▶ _Required work_:
What number of lines hold the word "marker"? State that number and nothing besides.
++++ Record excerpts ++++
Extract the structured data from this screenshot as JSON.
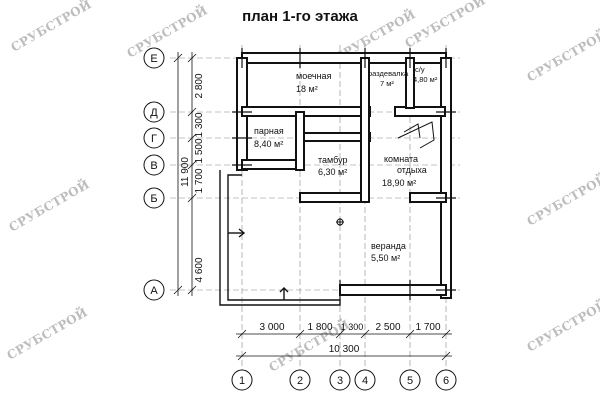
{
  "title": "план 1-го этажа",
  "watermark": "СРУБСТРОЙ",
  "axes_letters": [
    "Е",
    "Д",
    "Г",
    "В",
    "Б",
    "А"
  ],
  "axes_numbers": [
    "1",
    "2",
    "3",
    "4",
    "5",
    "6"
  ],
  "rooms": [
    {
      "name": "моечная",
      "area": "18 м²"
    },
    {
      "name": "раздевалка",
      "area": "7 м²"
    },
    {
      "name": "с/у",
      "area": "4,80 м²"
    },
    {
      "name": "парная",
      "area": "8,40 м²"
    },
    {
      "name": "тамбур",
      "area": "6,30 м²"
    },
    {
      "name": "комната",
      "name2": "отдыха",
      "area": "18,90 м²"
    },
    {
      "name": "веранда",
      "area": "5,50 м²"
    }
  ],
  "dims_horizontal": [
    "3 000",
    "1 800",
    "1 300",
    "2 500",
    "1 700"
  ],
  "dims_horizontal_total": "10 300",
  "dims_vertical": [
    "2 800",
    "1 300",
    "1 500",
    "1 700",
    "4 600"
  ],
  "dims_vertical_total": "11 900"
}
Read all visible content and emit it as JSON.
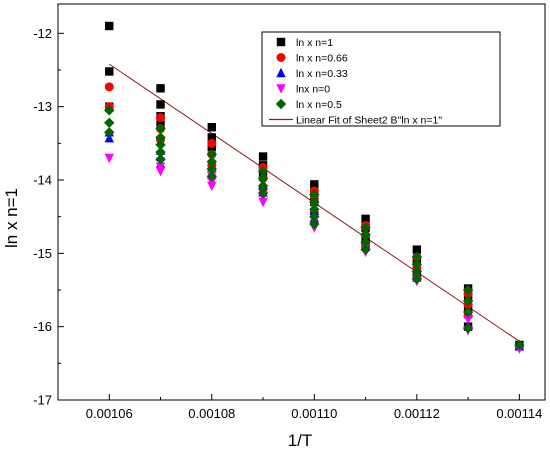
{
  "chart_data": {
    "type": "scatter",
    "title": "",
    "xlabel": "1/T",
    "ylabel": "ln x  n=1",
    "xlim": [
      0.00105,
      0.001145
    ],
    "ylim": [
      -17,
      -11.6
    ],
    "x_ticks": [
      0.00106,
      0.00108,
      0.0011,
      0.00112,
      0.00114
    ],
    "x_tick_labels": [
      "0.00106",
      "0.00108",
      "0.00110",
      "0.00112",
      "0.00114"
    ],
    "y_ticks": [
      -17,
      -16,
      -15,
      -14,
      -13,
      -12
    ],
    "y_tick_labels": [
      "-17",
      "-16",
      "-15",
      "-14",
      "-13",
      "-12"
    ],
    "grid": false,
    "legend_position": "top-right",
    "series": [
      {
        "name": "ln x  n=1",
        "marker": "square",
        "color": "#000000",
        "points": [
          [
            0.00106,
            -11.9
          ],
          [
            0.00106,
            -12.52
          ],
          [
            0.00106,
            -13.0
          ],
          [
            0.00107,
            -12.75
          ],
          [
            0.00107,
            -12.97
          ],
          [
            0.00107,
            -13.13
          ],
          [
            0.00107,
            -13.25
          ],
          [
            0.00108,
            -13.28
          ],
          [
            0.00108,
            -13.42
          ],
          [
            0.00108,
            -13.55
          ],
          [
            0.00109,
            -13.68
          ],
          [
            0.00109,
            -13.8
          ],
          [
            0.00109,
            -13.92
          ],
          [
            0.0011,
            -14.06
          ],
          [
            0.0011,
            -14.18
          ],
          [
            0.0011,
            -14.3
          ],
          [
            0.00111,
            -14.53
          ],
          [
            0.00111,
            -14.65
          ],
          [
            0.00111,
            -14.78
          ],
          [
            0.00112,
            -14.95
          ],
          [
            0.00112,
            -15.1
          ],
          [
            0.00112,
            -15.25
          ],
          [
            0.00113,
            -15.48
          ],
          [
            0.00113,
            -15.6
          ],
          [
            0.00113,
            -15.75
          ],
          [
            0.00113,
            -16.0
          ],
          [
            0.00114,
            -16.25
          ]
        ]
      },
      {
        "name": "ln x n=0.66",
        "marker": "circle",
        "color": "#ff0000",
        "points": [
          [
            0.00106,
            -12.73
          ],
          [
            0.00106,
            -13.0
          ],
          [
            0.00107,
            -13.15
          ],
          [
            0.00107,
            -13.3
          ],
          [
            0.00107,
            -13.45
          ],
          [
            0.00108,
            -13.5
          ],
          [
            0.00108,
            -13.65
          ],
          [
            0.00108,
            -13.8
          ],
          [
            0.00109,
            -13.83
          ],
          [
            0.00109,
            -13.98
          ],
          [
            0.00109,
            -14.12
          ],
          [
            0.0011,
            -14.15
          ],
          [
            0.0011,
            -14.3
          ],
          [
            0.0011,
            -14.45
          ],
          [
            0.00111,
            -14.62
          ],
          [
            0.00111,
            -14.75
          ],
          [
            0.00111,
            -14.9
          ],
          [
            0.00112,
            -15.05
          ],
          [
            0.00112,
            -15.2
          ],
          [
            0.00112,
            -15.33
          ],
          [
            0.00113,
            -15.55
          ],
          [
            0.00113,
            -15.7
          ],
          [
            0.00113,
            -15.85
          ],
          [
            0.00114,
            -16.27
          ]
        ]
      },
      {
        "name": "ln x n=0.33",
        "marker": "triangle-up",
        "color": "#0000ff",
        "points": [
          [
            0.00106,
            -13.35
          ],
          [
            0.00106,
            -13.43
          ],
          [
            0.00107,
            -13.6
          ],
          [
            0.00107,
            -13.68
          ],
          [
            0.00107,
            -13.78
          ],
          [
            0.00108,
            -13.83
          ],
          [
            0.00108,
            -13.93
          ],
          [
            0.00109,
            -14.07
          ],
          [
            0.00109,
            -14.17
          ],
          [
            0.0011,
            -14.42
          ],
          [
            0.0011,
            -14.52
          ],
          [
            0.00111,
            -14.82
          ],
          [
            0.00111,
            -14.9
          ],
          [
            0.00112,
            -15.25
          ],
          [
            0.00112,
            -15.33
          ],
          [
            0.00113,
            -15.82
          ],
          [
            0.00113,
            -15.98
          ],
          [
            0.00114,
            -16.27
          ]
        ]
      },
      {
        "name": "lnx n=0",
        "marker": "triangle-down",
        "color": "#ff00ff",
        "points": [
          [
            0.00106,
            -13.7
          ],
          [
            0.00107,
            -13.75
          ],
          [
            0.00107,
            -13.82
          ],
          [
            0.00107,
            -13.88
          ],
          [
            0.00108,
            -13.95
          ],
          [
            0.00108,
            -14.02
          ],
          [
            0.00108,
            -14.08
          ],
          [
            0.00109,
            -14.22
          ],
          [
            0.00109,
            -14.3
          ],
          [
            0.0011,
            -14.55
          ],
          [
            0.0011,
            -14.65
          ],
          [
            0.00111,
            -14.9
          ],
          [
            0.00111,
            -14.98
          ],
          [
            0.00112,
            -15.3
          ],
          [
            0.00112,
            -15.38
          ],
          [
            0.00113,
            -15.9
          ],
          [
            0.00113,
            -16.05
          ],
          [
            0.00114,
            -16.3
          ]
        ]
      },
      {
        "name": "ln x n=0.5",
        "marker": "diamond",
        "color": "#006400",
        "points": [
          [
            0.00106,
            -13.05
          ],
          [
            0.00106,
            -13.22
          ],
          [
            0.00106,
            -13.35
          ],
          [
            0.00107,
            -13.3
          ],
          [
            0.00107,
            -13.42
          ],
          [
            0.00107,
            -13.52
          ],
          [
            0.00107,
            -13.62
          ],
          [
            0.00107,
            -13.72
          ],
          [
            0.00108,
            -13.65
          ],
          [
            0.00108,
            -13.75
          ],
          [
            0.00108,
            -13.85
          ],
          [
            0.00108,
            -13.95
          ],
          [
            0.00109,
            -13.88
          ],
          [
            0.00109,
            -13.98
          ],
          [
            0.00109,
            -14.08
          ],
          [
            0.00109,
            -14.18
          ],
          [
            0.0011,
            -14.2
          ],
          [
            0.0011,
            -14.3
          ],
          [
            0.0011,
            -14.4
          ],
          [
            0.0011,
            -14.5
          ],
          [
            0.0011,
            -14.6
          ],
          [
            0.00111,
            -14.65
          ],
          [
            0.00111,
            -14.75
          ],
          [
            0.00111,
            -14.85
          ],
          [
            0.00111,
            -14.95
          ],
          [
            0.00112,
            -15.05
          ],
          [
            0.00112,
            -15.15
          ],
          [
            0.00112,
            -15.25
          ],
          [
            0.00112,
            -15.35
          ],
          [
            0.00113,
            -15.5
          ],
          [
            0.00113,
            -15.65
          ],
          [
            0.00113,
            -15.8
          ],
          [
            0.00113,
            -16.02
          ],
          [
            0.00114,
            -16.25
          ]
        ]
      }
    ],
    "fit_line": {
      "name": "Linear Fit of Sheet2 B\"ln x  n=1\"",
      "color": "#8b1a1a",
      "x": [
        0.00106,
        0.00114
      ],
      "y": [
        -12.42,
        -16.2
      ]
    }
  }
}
++++
▶ _Expected output_:
5